[Items from a figure collection]
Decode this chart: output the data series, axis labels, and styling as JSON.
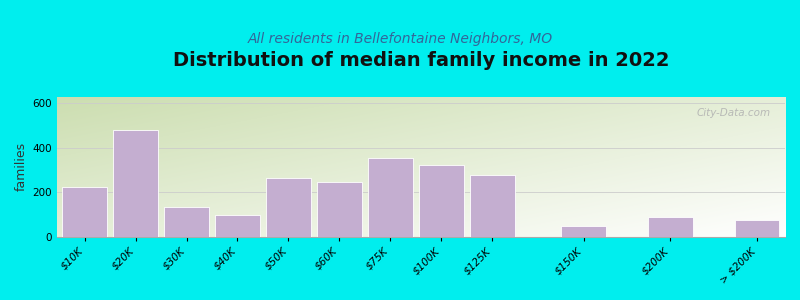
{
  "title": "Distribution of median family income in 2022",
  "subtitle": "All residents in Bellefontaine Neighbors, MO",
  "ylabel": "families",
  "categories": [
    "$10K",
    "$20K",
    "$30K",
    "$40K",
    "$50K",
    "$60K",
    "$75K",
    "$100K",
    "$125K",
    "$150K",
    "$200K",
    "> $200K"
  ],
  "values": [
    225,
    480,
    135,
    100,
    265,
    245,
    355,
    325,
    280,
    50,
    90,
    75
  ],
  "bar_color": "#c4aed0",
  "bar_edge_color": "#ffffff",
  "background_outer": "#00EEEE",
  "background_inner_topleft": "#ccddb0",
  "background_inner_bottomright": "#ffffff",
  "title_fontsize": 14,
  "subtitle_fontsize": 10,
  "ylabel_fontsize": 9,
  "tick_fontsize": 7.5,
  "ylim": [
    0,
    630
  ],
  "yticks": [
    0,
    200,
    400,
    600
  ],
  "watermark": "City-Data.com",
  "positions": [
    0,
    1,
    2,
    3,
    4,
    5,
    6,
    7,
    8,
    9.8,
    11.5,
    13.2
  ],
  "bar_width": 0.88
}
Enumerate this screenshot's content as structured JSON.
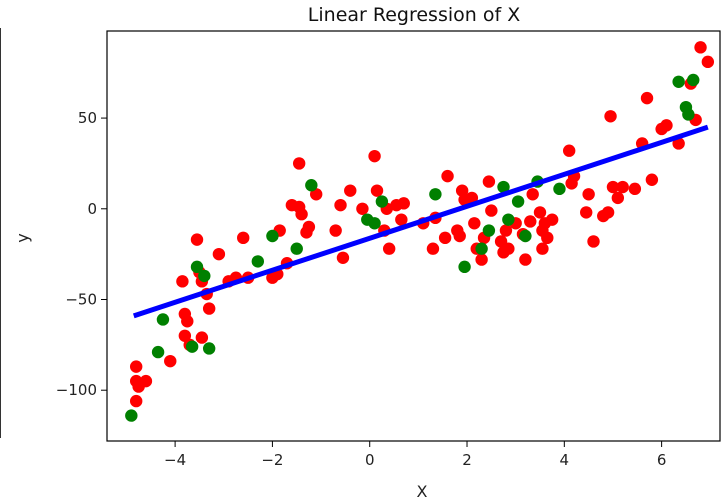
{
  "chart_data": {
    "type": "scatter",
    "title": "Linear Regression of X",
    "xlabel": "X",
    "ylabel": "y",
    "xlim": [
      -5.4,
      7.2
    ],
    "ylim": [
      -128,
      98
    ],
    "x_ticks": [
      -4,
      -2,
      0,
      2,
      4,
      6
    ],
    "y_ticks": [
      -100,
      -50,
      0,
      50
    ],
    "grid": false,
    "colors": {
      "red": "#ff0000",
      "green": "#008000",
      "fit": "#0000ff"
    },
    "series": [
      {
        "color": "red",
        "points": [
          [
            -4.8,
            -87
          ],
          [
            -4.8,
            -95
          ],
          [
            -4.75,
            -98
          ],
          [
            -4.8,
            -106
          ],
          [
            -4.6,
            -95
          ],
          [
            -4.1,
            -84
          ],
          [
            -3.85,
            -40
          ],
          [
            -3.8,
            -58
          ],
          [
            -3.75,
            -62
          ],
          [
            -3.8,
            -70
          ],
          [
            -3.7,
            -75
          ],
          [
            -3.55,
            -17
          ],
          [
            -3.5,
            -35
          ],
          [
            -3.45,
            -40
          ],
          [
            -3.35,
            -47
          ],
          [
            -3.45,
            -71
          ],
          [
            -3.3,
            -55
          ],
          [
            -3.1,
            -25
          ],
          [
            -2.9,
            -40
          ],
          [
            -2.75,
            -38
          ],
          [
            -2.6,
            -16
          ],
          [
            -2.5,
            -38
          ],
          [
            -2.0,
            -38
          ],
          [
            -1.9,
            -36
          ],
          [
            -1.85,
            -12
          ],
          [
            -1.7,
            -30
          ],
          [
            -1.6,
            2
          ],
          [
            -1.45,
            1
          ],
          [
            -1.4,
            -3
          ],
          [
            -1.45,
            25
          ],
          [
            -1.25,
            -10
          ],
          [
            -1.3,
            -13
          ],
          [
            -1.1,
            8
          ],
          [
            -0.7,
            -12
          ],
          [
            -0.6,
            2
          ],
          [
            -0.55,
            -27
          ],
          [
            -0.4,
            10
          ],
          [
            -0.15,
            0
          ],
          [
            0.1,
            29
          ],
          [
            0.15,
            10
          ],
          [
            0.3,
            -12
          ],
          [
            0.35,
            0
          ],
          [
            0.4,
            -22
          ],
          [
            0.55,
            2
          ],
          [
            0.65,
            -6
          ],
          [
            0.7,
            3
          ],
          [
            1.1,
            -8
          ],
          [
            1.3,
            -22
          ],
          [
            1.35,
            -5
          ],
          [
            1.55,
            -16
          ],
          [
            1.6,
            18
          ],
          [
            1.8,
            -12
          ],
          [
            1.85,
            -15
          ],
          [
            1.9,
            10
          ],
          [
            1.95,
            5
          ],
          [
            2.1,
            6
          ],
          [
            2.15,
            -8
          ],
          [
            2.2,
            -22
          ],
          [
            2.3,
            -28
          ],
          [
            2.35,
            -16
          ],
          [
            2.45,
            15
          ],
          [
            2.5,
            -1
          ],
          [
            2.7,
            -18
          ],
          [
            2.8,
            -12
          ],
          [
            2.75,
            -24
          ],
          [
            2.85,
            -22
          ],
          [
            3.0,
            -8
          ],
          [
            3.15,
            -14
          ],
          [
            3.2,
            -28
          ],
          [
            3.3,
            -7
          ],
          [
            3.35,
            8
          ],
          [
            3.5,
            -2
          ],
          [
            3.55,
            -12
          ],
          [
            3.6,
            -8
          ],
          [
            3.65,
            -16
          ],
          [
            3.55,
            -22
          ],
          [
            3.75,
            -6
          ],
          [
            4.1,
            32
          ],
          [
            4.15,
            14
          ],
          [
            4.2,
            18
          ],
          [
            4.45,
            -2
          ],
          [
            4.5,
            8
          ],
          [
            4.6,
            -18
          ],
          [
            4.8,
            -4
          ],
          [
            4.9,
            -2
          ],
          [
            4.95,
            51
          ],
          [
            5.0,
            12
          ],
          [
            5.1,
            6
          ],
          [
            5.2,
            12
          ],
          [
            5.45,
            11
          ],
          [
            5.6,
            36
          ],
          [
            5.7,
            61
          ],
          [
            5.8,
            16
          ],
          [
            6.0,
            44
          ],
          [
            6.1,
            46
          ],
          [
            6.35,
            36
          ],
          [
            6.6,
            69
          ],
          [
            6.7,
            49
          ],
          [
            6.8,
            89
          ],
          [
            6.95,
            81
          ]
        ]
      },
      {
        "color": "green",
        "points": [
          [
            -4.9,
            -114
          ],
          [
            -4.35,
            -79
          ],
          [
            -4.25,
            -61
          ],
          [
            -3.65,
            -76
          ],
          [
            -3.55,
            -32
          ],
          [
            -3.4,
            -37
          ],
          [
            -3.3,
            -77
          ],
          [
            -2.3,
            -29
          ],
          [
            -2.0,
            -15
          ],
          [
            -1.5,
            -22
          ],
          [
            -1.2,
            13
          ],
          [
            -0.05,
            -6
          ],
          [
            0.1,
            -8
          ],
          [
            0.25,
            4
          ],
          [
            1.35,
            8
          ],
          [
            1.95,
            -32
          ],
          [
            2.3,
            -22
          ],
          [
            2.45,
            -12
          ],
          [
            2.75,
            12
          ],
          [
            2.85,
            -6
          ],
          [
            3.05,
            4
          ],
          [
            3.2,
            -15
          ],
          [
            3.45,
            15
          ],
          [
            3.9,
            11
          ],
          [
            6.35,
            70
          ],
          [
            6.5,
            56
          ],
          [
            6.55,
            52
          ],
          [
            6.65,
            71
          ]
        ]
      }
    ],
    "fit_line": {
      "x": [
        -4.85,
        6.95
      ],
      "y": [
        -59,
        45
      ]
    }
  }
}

==

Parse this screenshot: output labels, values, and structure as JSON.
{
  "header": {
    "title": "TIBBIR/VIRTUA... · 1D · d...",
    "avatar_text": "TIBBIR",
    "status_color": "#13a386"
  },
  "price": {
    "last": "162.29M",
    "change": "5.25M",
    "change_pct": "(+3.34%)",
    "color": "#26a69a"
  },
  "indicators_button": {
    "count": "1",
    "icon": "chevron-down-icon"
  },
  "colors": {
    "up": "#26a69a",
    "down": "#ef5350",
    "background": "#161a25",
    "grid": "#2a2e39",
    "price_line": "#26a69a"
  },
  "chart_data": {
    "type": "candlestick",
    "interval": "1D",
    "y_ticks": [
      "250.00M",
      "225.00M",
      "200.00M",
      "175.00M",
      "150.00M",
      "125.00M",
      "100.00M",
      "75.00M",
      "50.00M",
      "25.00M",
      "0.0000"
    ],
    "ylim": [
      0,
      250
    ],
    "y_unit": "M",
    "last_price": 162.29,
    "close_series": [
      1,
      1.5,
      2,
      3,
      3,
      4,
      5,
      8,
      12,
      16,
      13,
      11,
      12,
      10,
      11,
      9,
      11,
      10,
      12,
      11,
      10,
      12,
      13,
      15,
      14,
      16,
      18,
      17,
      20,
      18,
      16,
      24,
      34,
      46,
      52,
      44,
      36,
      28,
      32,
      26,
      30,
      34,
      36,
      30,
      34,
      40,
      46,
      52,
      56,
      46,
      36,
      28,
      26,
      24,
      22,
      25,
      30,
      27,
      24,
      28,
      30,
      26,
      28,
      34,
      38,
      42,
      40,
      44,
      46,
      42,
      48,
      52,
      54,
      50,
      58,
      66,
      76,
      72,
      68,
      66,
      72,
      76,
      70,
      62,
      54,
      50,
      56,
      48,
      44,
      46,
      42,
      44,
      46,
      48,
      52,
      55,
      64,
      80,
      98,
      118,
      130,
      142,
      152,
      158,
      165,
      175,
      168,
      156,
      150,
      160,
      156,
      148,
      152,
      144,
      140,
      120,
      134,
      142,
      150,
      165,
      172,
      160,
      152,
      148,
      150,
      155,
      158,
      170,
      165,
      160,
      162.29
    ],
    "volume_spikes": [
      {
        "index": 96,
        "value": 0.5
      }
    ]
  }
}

...

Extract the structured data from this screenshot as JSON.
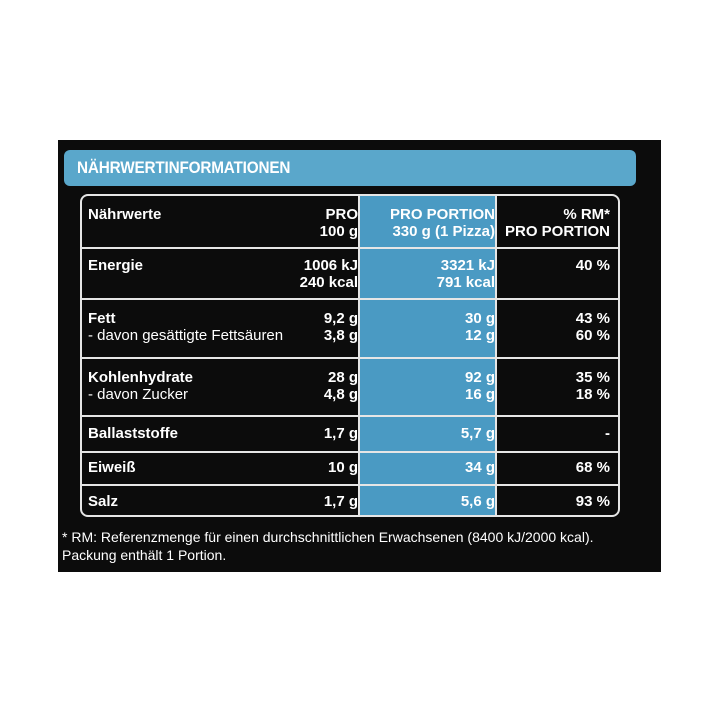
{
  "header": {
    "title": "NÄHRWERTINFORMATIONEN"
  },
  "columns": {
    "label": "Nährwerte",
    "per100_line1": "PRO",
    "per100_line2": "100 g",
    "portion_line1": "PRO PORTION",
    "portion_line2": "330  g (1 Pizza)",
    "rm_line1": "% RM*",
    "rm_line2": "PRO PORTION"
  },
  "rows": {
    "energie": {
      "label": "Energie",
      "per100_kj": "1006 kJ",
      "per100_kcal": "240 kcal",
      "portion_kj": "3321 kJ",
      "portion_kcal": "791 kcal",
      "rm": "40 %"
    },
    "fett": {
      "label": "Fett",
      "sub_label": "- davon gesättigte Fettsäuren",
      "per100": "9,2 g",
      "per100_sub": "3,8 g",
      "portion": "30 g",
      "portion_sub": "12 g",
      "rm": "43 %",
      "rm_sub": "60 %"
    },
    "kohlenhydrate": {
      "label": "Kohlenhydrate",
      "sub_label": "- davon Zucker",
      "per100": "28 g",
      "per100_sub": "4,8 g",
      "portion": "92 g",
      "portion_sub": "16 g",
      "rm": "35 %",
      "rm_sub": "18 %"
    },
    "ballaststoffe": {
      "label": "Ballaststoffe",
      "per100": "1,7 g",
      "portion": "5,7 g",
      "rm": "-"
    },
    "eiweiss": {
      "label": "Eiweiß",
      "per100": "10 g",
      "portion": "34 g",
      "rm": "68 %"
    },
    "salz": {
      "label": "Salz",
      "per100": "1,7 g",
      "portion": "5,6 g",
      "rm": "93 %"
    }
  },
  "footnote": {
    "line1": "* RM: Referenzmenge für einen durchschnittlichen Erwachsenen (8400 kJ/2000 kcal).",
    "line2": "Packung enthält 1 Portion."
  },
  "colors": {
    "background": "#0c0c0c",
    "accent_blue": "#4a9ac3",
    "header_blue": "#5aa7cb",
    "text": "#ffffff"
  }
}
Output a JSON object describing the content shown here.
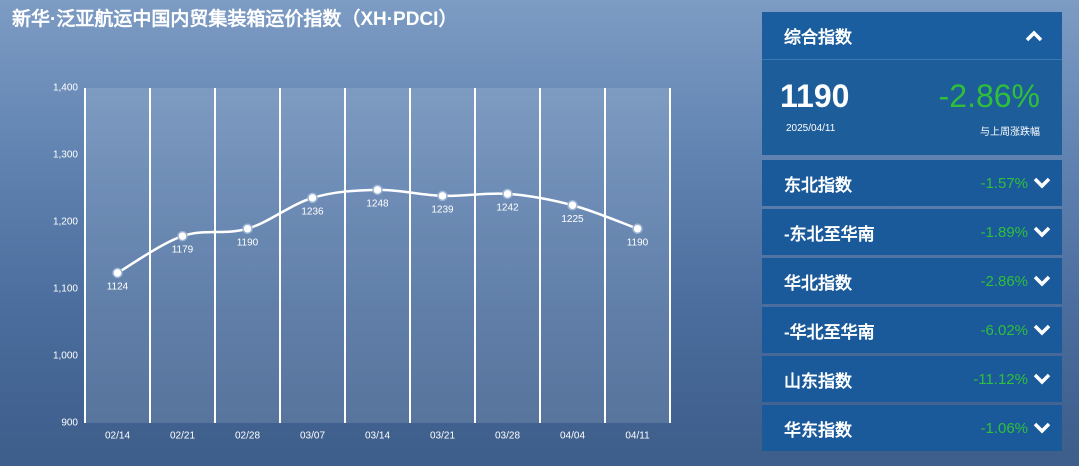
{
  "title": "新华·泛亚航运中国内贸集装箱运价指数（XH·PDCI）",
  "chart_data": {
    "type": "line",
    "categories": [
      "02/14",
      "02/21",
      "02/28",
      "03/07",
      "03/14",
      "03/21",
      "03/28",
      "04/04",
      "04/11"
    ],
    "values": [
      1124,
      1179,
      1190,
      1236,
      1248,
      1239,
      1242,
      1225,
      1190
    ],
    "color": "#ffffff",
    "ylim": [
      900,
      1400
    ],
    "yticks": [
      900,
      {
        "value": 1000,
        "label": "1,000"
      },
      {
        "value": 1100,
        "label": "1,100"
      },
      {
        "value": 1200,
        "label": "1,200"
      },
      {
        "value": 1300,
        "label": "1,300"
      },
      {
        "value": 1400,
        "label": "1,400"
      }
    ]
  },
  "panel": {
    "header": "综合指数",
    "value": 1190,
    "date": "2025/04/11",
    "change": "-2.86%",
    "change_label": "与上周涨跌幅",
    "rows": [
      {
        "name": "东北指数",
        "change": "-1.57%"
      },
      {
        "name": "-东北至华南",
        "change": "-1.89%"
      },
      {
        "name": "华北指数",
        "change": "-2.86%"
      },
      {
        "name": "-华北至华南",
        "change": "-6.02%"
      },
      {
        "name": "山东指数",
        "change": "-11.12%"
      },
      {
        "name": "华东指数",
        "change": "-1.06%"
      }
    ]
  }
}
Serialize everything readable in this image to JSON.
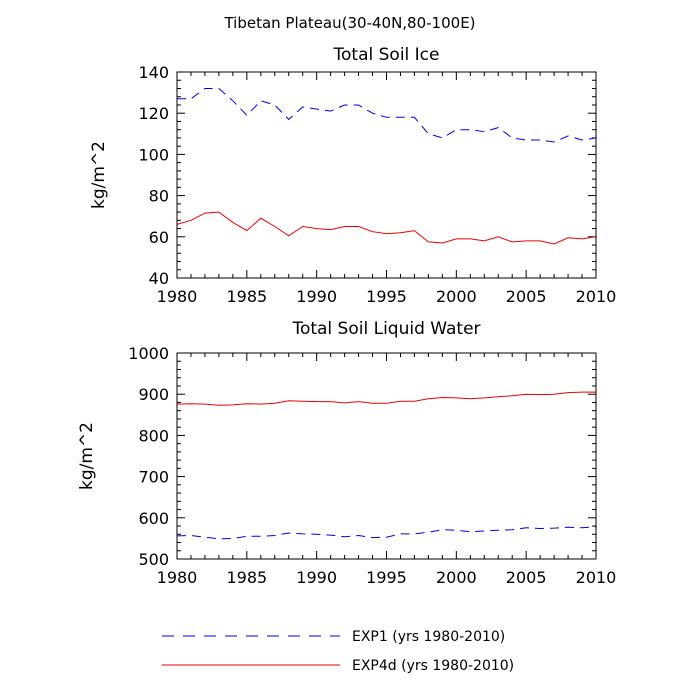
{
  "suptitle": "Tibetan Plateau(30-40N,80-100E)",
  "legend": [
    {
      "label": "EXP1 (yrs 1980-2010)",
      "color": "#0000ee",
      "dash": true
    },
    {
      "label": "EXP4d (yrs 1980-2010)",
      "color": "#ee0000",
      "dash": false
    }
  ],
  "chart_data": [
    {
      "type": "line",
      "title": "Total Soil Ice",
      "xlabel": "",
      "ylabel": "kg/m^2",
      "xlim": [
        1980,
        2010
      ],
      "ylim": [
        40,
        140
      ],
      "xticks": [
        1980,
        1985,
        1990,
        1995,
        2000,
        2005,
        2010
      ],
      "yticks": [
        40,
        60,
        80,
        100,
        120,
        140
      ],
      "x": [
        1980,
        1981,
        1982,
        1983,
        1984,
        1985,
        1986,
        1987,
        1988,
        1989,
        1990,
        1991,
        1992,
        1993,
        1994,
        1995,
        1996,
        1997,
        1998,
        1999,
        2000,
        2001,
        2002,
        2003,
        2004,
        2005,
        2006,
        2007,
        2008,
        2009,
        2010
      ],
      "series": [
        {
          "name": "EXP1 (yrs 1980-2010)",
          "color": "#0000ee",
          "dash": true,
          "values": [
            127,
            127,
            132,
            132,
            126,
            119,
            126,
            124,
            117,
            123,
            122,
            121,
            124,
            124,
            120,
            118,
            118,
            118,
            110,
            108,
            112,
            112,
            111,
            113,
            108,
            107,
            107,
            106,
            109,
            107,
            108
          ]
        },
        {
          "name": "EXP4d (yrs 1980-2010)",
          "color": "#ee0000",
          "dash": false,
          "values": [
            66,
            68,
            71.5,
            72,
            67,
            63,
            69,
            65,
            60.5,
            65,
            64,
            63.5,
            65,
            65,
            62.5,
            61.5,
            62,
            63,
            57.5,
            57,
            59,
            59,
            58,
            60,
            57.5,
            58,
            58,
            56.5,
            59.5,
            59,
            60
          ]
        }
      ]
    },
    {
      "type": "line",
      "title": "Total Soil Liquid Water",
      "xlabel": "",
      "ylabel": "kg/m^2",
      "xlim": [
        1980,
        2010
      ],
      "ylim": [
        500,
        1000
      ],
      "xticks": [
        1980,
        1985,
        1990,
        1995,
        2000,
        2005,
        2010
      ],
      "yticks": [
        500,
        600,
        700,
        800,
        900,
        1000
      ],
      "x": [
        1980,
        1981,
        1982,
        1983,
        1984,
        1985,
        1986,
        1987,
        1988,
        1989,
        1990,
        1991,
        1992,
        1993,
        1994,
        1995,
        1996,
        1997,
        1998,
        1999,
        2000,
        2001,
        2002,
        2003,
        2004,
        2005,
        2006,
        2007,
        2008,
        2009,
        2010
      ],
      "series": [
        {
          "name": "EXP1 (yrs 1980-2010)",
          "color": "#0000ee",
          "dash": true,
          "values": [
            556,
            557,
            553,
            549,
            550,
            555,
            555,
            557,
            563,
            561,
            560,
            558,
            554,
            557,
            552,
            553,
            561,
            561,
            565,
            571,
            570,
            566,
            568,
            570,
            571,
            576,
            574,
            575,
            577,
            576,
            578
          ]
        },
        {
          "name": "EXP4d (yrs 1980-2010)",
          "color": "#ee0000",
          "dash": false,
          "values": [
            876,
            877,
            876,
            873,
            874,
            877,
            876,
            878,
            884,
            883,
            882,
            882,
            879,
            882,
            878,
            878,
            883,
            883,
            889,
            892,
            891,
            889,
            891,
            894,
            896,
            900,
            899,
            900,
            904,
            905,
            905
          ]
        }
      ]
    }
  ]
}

> [Your objective]: All lines holding the word "Soil" should be picked out and copied.

> [Solution]:
      "title": "Total Soil Ice",
      "title": "Total Soil Liquid Water",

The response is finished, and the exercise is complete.